__EXTRACTED TEXT__.
++++++++++++++++++++
PDF-Text-Extractor

PDF-Text-Extractor

This GUI Application allows you to extract the texgt from the PDF files. The project is build using the PyPDF2 library for extracting text from PDFs, and the tkinter library for creating the GUI.

Getting Started

To run the project, you will need to have Python and pip installed on your system.

Installation

  1. Clone or download the repository to your local machine.

    git clone https://github.com/SamAddy/PDF-Extract-Text.git
  2. Enter the working directory.

    cd PDF-Extract-Text
  3. Use pip to install the required libraries.

    pip install -r requirements.txt

Usage

  1. Run the app using the following command:

    python app.py
  2. A GUI window will appear, with a button to selecgt the PDF file you want to extract text from.

  3. Once you have selected the file, the text will be extracted and displayed in the text box.
++++++++++++++++++++
__Element region listings__.
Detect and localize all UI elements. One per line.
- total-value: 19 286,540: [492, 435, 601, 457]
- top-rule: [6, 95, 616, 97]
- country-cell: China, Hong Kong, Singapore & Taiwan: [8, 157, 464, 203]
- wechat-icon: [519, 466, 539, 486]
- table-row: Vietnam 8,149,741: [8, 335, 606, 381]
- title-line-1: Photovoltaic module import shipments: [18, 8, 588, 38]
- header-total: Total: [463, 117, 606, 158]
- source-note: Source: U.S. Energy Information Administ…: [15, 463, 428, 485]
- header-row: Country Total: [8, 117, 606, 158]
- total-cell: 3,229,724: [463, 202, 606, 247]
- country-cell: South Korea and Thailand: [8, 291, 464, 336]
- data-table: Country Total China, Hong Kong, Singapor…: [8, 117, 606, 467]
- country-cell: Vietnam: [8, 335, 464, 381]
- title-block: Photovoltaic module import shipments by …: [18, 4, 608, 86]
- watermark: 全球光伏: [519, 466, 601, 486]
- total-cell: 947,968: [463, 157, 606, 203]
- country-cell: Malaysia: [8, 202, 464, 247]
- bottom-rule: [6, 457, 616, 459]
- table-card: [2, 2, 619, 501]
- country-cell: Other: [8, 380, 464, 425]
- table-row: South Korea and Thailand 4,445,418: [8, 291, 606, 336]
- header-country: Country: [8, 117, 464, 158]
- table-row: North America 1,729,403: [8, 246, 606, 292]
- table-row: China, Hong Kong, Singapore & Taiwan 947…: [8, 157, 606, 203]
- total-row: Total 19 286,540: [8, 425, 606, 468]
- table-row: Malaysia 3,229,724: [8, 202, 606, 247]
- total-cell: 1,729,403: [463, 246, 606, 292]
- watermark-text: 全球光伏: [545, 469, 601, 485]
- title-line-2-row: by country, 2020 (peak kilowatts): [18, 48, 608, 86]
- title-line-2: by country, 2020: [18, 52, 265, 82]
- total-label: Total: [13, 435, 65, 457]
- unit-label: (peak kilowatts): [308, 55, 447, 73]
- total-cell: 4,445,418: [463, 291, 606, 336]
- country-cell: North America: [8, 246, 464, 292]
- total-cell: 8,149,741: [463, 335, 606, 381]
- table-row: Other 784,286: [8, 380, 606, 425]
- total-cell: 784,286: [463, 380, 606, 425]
++++++++++++++++++++
__PROBLEMS TO SOLVE__.
1. For each statement, say whether it agrees with the PDF-Text-Extractor README and quote the words from the README that decide it: (a) The project builds its interface with tkinter. (b) Running the project requires Python but not pip. (c) The required libraries are installed with pip from a requirements file.
2. According to the PDF-Text-Extractor README, what command starts the app?
3. Pick up the PDF-Text-Extractor README after its last line and continue it.
The records have no connection to the PDF-Text-Extractor README.

__RESPONSES BY TASK__.
1.
(a) Yes: "the tkinter library for creating the GUI"
(b) No: "you will need to have Python and pip installed on your system"
(c) Yes: "pip install -r requirements.txt"

2. python app.py

3.
  4. You can also save the text to a file by clicking ‘Save’ button.

image1 image2

Note

Please keep in mind that not all pdfs are created equal, and some pdfs may have text in an image format or other format that may not be extractable with PyPDF2.

Built With

  • Python - The programming language used.
  • PYPDF2 - A library for extracting text from PDF files.
  • Tkinter - A library for creating GUI in Python.

Contributing

Contributions are absolutely welcome. If you have an idea for an improvement, please open an issue or submit a pull request.

Acknowledgement

Source Code: app.py

import tkinter as tk
import PyPDF2
from PIL import Image, ImageTk
from tkinter.filedialog import askopenfile

root = tk.Tk()
root.title('PDF to TEXT')
root.iconbitmap('./logo.png')
root.resizable(False, False)


canvas = tk.Canvas(root, width=600, height=400)
canvas.grid(columnspan=3, rowspan=3)

# Insert logo into the window
logo = Image.open('logo2.png')
logo = ImageTk.PhotoImage(logo)
logo_label = tk.Label(image=logo)
logo_label.image = logo
logo_label.grid(column=1, row=0)

# instructions
instructions = tk.Label(root, text='Select a PDF file on your device to extract all its text.', font='calibre')
instructions.grid(columnspan=3, column=0, row=1)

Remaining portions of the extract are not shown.